-- DATA EXCERPTS --

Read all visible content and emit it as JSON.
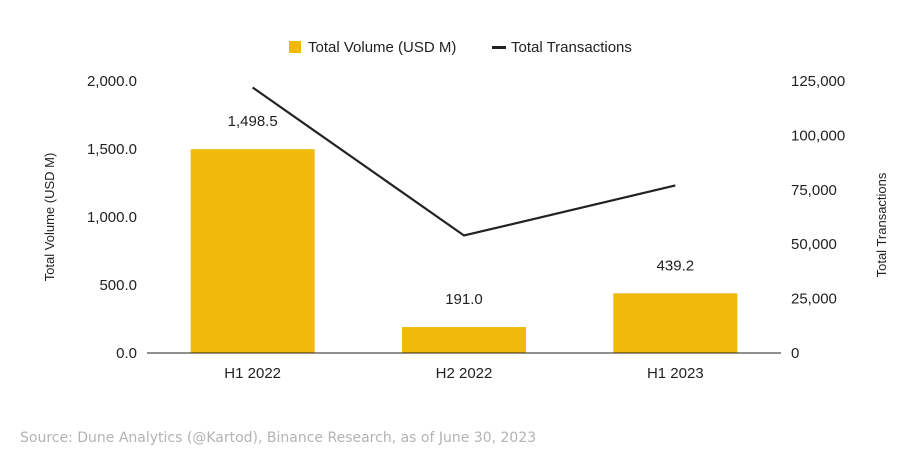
{
  "chart_data": {
    "type": "bar",
    "categories": [
      "H1 2022",
      "H2 2022",
      "H1 2023"
    ],
    "series": [
      {
        "name": "Total Volume (USD M)",
        "type": "bar",
        "axis": "left",
        "values": [
          1498.5,
          191.0,
          439.2
        ],
        "labels": [
          "1,498.5",
          "191.0",
          "439.2"
        ],
        "color": "#F0B90B"
      },
      {
        "name": "Total Transactions",
        "type": "line",
        "axis": "right",
        "values": [
          122000,
          54000,
          77000
        ],
        "color": "#222222"
      }
    ],
    "ylabel": "Total Volume (USD M)",
    "y2label": "Total Transactions",
    "ylim": [
      0,
      2000
    ],
    "y2lim": [
      0,
      125000
    ],
    "yticks": [
      "0.0",
      "500.0",
      "1,000.0",
      "1,500.0",
      "2,000.0"
    ],
    "y2ticks": [
      "0",
      "25,000",
      "50,000",
      "75,000",
      "100,000",
      "125,000"
    ],
    "legend_position": "top-center",
    "grid": false
  },
  "source": "Source: Dune Analytics (@Kartod), Binance Research, as of June 30, 2023"
}
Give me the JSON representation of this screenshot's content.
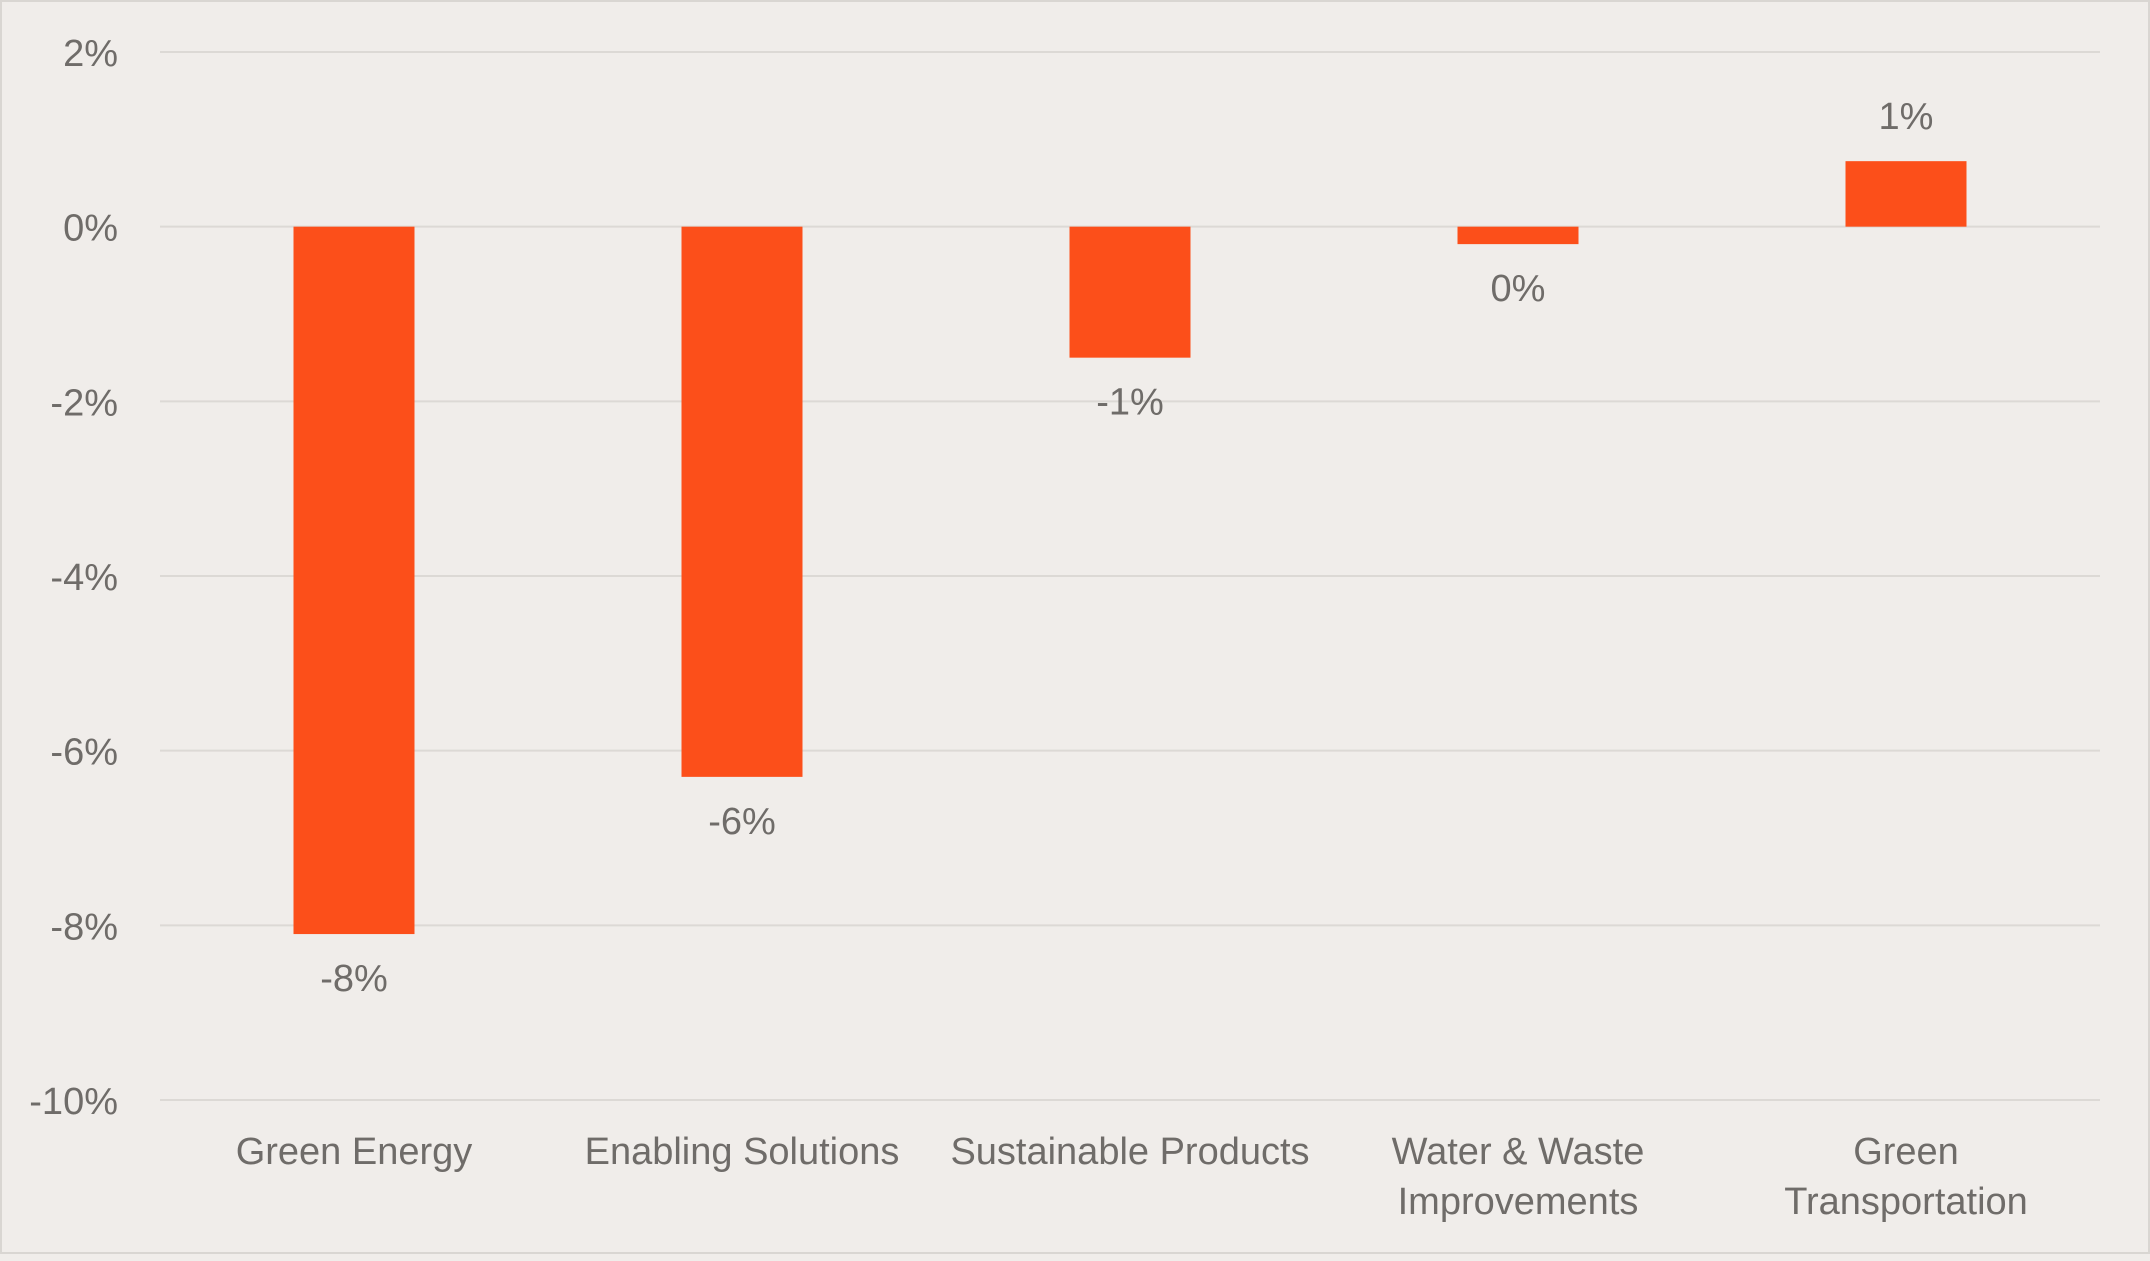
{
  "chart_data": {
    "type": "bar",
    "categories": [
      [
        "Green Energy"
      ],
      [
        "Enabling Solutions"
      ],
      [
        "Sustainable Products"
      ],
      [
        "Water & Waste",
        "Improvements"
      ],
      [
        "Green",
        "Transportation"
      ]
    ],
    "values": [
      -8.1,
      -6.3,
      -1.5,
      -0.2,
      0.75
    ],
    "data_labels": [
      "-8%",
      "-6%",
      "-1%",
      "0%",
      "1%"
    ],
    "y_ticks": [
      2,
      0,
      -2,
      -4,
      -6,
      -8,
      -10
    ],
    "y_tick_labels": [
      "2%",
      "0%",
      "-2%",
      "-4%",
      "-6%",
      "-8%",
      "-10%"
    ],
    "ylim": [
      -10,
      2
    ],
    "grid": true,
    "legend": "none",
    "colors": {
      "bar": "#fc4f1a",
      "text": "#6f6c69",
      "grid": "#dcd9d5",
      "background": "#f0edea"
    }
  }
}
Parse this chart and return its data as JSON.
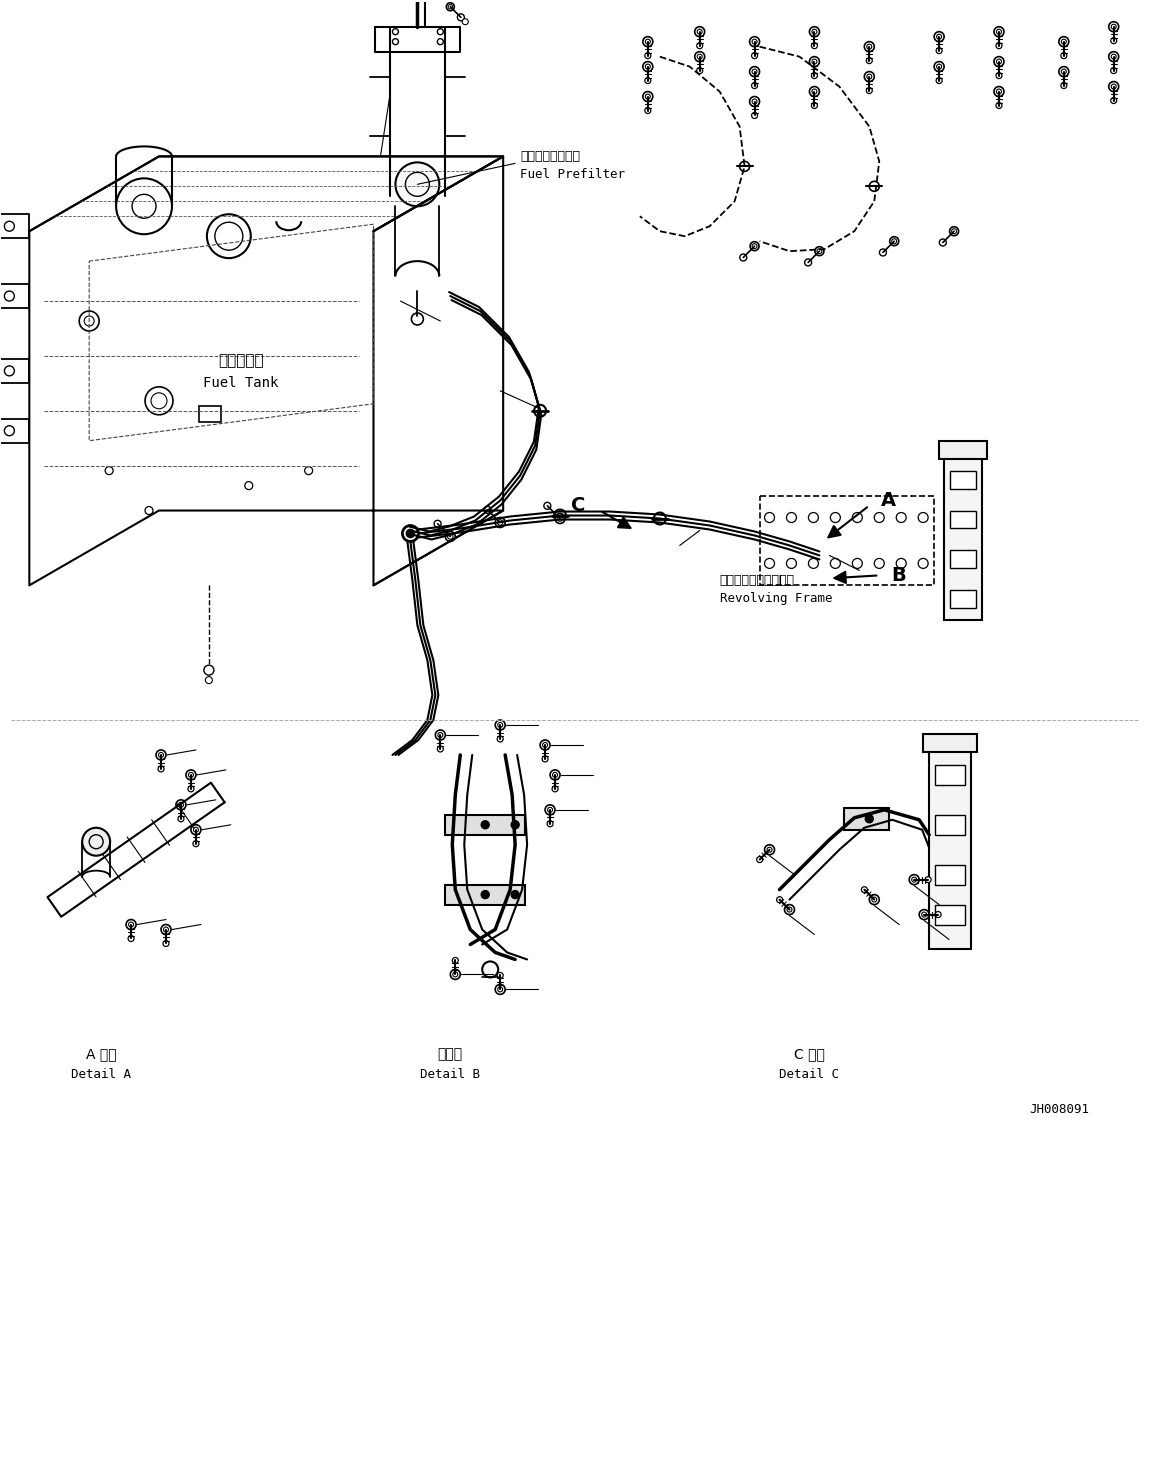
{
  "bg_color": "#ffffff",
  "line_color": "#000000",
  "title_code": "JH008091",
  "labels": {
    "fuel_tank_jp": "燃料タンク",
    "fuel_tank_en": "Fuel Tank",
    "fuel_prefilter_jp": "燃料プレフィルタ",
    "fuel_prefilter_en": "Fuel Prefilter",
    "revolving_frame_jp": "レボルビングフレーム",
    "revolving_frame_en": "Revolving Frame",
    "detail_a_jp": "A 詳細",
    "detail_a_en": "Detail A",
    "detail_b_jp": "日詳細",
    "detail_b_en": "Detail B",
    "detail_c_jp": "C 詳細",
    "detail_c_en": "Detail C"
  },
  "figsize": [
    11.49,
    14.62
  ],
  "dpi": 100
}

-- GIVEN INSTRUCTION --
Print each line from the one containing "Parse this chart and return its data as JSON." through the last line of the listing, both included, exactly and with no pictures.

-- TASK OUTPUT --
Parse this chart and return its data as JSON.
{
  "bg_color": "#ffffff",
  "line_color": "#000000",
  "title_code": "JH008091",
  "labels": {
    "fuel_tank_jp": "燃料タンク",
    "fuel_tank_en": "Fuel Tank",
    "fuel_prefilter_jp": "燃料プレフィルタ",
    "fuel_prefilter_en": "Fuel Prefilter",
    "revolving_frame_jp": "レボルビングフレーム",
    "revolving_frame_en": "Revolving Frame",
    "detail_a_jp": "A 詳細",
    "detail_a_en": "Detail A",
    "detail_b_jp": "日詳細",
    "detail_b_en": "Detail B",
    "detail_c_jp": "C 詳細",
    "detail_c_en": "Detail C"
  },
  "figsize": [
    11.49,
    14.62
  ],
  "dpi": 100
}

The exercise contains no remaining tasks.